Set task: From the entries below, print exactly the span beginning with the line holding "Decode this image" and ending with the line holding "What's the underlying", endpoints included, and skip any pictures.

/---

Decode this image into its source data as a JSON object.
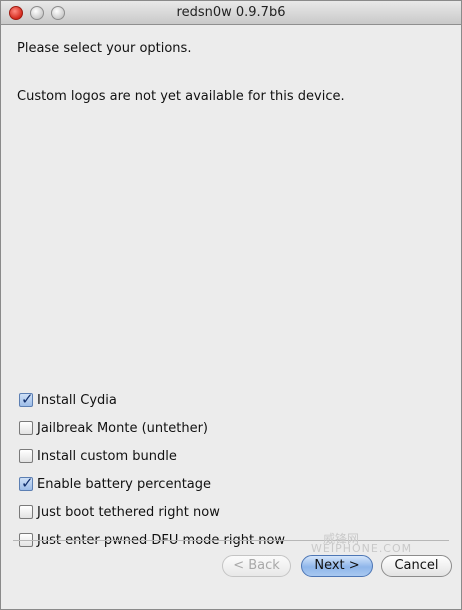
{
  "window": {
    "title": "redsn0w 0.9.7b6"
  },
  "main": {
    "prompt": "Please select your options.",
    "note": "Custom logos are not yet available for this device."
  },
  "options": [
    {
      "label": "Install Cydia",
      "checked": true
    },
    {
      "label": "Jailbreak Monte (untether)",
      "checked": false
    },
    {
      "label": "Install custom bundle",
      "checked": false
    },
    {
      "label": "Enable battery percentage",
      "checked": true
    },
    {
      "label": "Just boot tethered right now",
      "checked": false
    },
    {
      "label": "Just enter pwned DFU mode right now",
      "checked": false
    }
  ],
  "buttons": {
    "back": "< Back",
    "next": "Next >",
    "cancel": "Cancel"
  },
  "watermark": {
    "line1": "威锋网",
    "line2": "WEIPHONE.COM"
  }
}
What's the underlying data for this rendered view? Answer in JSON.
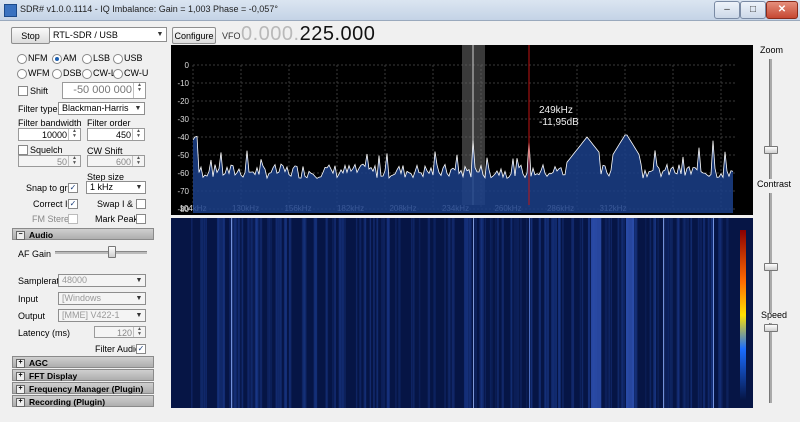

\---
/---

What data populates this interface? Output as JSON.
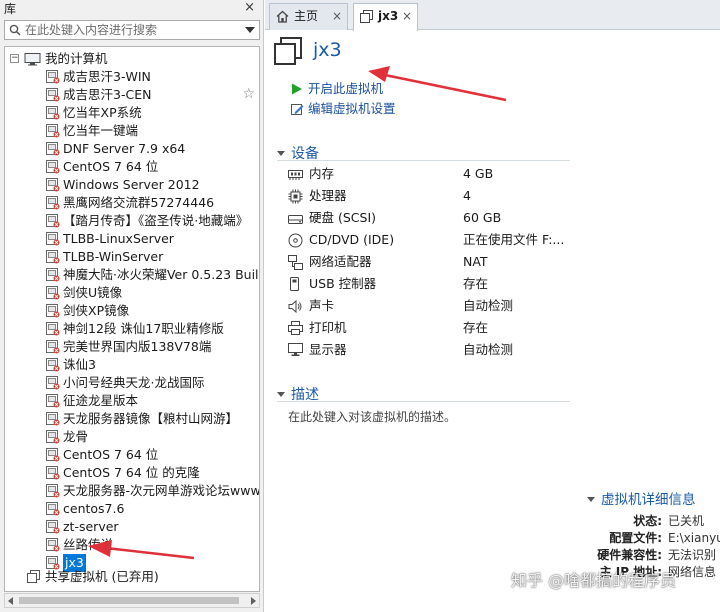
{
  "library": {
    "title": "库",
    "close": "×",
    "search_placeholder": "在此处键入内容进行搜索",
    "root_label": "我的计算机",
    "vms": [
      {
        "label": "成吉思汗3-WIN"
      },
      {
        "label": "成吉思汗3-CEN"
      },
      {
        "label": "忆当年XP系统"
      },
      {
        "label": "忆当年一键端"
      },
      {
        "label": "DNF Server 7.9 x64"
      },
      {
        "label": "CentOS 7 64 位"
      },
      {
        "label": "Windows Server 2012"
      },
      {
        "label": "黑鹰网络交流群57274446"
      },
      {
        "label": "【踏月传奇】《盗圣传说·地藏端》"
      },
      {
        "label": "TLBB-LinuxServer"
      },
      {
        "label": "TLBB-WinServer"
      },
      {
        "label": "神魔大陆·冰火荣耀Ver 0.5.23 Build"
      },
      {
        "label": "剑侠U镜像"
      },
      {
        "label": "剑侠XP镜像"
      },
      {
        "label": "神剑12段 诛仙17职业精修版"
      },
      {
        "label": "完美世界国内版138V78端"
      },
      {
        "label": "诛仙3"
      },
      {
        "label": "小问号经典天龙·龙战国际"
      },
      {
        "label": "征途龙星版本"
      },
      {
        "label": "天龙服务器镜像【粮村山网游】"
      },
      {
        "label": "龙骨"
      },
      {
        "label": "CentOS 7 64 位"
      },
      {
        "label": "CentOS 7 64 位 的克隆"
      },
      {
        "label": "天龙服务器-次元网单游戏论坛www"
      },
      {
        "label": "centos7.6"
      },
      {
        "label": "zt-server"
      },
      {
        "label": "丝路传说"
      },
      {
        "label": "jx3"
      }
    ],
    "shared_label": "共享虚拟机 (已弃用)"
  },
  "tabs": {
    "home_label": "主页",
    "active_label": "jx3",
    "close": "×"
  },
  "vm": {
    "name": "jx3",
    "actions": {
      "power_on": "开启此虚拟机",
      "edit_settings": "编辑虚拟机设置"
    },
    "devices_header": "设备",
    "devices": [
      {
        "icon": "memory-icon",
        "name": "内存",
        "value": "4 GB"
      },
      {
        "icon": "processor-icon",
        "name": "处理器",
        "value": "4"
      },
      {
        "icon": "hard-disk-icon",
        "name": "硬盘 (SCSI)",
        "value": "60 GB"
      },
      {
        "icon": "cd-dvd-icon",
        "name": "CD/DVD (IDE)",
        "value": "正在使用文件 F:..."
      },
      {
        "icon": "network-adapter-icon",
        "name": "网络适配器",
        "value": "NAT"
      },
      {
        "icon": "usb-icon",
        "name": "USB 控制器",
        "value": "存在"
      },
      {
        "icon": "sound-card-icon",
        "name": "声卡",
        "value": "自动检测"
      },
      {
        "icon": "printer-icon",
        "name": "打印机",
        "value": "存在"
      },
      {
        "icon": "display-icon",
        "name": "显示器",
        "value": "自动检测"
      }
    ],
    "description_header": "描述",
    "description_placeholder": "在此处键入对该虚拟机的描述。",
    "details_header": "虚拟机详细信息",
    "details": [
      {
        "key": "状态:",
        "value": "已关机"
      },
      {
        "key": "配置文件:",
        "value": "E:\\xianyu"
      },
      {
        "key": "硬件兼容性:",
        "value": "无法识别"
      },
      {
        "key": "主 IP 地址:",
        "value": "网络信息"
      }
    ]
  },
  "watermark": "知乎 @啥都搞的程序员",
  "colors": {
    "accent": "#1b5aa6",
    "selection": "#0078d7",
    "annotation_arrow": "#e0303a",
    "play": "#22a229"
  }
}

\---

Output of the task:
Decode this image into its source data as a JSON object.
{
  "window": {
    "title": "redsn0w 0.9.7b6"
  },
  "main": {
    "prompt": "Please select your options.",
    "note": "Custom logos are not yet available for this device."
  },
  "options": [
    {
      "label": "Install Cydia",
      "checked": true
    },
    {
      "label": "Jailbreak Monte (untether)",
      "checked": false
    },
    {
      "label": "Install custom bundle",
      "checked": false
    },
    {
      "label": "Enable battery percentage",
      "checked": true
    },
    {
      "label": "Just boot tethered right now",
      "checked": false
    },
    {
      "label": "Just enter pwned DFU mode right now",
      "checked": false
    }
  ],
  "buttons": {
    "back": "< Back",
    "next": "Next >",
    "cancel": "Cancel"
  },
  "watermark": {
    "line1": "威锋网",
    "line2": "WEIPHONE.COM"
  }
}
What's the underlying data for this rendered view? Answer in JSON.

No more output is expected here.